-- Start of Supplied material --

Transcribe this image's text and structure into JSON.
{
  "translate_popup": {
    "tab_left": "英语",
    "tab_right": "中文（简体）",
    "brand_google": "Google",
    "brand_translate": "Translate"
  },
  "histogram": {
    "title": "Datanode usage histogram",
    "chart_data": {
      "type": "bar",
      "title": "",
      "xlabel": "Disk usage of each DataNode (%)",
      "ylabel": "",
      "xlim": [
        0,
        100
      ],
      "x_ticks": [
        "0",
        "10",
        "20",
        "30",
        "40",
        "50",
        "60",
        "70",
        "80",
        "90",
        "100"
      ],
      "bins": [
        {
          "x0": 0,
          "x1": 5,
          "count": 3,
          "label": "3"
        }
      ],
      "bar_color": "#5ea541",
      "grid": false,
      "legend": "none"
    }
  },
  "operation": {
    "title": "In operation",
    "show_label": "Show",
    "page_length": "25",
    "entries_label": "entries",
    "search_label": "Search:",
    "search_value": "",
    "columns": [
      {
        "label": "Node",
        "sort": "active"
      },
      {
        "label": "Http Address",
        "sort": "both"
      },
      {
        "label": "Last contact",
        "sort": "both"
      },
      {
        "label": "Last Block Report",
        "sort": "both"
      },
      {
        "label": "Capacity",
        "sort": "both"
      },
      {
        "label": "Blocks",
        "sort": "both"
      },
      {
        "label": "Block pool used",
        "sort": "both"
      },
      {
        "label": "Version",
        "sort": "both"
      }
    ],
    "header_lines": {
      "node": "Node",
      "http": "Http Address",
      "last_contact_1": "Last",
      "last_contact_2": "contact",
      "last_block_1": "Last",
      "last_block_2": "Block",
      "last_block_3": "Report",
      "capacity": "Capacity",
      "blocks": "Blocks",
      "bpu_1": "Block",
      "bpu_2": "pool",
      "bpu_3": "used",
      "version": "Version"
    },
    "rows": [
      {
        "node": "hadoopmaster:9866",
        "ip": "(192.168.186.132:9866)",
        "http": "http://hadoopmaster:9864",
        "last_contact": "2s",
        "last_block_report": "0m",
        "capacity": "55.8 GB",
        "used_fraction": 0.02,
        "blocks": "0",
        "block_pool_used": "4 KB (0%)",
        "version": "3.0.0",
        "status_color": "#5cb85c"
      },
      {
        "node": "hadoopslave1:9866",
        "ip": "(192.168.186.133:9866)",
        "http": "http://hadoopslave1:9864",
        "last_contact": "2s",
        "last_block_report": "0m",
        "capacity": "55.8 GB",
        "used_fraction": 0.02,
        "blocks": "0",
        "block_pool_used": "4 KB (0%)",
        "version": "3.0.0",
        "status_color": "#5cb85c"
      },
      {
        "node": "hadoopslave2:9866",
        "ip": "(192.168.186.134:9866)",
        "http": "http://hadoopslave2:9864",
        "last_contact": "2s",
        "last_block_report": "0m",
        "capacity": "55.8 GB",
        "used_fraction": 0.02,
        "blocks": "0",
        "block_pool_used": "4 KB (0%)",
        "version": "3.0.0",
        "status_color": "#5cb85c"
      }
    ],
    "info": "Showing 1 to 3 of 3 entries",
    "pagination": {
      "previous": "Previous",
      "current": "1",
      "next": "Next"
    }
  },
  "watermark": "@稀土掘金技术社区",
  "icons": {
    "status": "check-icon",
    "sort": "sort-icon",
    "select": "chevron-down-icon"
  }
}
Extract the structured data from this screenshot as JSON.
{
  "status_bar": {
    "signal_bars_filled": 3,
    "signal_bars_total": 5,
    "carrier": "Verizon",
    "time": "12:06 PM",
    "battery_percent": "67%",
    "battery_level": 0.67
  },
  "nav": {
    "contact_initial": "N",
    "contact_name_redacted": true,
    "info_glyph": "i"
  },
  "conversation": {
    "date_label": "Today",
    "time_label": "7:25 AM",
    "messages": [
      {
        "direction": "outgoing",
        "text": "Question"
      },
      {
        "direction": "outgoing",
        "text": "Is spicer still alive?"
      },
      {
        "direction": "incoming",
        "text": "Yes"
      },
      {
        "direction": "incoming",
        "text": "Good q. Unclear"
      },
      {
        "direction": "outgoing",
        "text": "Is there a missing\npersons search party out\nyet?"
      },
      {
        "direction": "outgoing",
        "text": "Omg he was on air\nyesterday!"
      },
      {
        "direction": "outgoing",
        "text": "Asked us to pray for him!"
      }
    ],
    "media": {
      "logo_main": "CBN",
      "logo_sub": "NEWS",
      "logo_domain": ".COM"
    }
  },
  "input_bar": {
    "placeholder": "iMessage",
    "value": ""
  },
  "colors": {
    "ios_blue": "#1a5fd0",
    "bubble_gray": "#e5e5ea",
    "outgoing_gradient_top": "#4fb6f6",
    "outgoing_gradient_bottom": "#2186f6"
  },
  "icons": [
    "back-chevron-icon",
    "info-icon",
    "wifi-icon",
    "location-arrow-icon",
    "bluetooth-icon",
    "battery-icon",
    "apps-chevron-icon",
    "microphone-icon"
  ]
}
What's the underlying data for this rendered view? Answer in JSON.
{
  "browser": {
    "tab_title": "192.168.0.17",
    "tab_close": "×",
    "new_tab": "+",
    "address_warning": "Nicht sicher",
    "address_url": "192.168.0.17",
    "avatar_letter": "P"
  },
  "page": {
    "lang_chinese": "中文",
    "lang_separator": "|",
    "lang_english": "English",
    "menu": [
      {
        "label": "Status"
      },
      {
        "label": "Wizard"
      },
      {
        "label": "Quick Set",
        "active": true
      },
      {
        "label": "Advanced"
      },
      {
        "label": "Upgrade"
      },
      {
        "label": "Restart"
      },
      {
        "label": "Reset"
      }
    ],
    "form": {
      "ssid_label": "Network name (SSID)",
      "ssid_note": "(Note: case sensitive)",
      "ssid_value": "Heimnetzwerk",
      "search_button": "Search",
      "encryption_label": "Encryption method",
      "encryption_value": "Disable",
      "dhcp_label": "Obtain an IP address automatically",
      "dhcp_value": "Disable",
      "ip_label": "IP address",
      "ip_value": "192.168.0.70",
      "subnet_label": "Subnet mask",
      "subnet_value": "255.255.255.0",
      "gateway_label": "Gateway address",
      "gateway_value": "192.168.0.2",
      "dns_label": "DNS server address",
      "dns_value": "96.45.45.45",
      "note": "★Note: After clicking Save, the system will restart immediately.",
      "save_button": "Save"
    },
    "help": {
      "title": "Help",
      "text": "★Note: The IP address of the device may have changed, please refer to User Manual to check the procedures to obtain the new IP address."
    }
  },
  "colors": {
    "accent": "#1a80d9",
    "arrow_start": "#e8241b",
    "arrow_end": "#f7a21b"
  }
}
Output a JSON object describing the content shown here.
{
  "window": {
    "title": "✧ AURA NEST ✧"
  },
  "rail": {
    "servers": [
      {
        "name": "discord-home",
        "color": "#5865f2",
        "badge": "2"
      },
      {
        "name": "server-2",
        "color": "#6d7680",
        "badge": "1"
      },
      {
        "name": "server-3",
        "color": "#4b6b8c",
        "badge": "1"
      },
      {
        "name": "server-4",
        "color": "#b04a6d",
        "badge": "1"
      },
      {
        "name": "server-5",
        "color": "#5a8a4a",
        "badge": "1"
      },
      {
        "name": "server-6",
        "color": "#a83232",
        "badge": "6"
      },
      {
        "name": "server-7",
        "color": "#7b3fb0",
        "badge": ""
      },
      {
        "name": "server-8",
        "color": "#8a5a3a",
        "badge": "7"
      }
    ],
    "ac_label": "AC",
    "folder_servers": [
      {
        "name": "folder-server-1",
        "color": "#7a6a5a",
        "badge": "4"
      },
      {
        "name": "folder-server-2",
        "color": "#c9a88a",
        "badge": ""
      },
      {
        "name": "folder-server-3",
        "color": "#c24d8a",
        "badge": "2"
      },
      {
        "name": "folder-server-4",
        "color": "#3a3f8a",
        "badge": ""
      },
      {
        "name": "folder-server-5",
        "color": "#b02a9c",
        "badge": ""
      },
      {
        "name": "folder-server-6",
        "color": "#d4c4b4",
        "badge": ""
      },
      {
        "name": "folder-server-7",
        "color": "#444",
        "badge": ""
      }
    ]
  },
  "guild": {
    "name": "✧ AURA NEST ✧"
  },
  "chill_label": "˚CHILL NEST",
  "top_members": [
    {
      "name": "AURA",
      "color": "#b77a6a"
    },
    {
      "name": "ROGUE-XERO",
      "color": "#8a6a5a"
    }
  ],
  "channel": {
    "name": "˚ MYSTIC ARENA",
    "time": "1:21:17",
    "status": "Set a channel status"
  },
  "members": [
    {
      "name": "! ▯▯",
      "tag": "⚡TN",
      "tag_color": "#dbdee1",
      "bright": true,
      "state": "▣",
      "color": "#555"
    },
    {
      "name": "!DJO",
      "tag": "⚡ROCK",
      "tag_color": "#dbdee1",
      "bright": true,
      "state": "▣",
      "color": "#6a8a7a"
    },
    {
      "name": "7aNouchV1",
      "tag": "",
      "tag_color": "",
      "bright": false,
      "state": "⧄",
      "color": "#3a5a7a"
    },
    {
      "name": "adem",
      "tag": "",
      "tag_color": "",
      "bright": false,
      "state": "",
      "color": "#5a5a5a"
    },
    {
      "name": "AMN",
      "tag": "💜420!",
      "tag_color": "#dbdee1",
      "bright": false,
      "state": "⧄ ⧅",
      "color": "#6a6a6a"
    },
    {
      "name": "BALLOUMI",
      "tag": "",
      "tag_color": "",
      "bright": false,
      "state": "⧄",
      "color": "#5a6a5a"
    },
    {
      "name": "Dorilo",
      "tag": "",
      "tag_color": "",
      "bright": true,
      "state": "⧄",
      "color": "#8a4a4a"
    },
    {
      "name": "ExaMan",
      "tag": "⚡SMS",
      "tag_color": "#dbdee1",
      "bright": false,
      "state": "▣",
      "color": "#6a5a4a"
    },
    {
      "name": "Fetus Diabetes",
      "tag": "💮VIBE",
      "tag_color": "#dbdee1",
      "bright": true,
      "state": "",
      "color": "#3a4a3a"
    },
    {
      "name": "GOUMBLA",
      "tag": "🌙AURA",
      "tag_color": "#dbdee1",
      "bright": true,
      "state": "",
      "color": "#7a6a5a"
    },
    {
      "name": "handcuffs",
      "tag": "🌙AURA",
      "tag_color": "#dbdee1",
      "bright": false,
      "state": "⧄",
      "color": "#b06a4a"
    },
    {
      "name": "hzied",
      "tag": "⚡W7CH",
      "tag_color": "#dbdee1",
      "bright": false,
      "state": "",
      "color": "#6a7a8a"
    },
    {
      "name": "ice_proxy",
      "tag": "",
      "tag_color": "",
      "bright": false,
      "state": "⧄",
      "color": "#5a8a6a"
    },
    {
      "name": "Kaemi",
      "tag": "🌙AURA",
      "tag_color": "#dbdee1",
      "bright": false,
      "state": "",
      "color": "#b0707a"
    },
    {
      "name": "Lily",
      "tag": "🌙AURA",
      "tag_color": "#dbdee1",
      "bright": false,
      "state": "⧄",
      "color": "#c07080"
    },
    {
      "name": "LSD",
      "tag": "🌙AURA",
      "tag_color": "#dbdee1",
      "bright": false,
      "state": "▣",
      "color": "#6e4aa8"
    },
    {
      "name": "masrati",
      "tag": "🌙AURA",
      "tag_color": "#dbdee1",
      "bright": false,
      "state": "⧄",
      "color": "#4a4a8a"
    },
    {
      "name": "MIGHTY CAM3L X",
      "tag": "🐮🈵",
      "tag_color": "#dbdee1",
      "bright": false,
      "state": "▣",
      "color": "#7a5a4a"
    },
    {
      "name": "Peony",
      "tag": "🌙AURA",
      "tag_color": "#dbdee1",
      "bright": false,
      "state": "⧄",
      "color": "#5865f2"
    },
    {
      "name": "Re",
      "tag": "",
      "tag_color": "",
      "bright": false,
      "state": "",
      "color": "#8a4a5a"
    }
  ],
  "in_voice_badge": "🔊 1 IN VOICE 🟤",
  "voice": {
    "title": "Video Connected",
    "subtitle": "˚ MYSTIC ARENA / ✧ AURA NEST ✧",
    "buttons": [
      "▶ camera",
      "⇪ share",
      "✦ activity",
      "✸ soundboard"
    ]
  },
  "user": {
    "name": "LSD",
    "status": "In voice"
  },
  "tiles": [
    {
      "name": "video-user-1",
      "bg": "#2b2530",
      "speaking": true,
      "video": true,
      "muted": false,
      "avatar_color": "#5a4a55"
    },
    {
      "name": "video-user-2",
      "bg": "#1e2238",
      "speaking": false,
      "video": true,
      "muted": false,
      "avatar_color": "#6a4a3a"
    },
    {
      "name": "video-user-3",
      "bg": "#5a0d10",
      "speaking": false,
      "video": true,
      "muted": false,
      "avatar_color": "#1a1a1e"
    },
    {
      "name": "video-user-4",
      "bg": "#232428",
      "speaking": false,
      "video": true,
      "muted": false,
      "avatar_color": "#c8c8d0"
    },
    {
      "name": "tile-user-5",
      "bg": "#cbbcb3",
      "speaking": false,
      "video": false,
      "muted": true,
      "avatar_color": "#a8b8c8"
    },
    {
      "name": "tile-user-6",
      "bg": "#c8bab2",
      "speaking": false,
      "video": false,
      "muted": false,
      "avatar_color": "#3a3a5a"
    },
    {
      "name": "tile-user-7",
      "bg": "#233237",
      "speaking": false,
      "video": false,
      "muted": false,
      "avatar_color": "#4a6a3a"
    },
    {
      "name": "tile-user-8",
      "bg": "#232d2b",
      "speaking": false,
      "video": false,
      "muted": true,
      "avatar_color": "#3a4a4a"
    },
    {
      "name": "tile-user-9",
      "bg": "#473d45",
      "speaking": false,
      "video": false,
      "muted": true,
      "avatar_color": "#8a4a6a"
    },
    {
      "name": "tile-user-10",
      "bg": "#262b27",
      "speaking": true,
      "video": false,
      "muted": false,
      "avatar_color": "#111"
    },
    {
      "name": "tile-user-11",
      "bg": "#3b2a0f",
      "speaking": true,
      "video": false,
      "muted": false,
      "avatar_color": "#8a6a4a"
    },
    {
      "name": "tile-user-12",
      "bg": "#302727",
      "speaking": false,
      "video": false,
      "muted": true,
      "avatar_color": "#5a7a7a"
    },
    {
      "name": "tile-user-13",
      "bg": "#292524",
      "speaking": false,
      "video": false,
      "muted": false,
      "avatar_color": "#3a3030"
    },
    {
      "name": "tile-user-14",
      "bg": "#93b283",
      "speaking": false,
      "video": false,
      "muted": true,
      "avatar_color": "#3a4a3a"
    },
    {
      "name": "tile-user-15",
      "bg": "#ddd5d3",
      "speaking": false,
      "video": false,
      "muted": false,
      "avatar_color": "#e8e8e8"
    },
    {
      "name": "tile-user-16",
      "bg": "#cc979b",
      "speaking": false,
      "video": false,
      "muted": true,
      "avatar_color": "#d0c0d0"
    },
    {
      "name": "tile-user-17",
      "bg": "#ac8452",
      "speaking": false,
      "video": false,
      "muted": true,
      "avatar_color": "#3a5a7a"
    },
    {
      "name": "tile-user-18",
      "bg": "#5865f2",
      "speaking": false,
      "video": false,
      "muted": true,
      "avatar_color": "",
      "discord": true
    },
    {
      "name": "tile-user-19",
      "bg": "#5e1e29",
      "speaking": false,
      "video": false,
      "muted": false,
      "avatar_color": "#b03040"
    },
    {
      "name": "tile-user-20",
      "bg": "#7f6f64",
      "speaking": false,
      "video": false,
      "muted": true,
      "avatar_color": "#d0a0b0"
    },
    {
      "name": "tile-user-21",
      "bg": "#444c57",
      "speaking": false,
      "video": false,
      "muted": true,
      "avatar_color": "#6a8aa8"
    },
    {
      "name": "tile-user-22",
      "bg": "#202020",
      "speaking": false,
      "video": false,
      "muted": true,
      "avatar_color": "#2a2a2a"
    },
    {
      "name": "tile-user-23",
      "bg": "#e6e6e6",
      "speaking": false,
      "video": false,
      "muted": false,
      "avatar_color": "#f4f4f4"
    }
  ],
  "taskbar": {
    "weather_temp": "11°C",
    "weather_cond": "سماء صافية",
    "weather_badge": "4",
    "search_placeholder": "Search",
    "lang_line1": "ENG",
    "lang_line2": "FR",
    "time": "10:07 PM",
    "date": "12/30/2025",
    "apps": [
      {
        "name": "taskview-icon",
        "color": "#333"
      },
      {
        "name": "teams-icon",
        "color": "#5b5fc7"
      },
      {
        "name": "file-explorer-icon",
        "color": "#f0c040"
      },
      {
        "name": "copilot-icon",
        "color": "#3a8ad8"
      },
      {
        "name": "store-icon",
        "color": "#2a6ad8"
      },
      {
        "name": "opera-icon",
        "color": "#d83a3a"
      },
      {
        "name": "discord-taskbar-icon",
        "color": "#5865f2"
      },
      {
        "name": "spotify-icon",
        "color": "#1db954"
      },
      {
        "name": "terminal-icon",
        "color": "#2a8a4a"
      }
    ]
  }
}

-- End of Supplied material --

Task details —
Read the entries above, then pull out the lines that include "NEST".

Output for this task —
    "title": "✧ AURA NEST ✧"
    "name": "✧ AURA NEST ✧"
  "chill_label": "˚CHILL NEST",
    "subtitle": "˚ MYSTIC ARENA / ✧ AURA NEST ✧",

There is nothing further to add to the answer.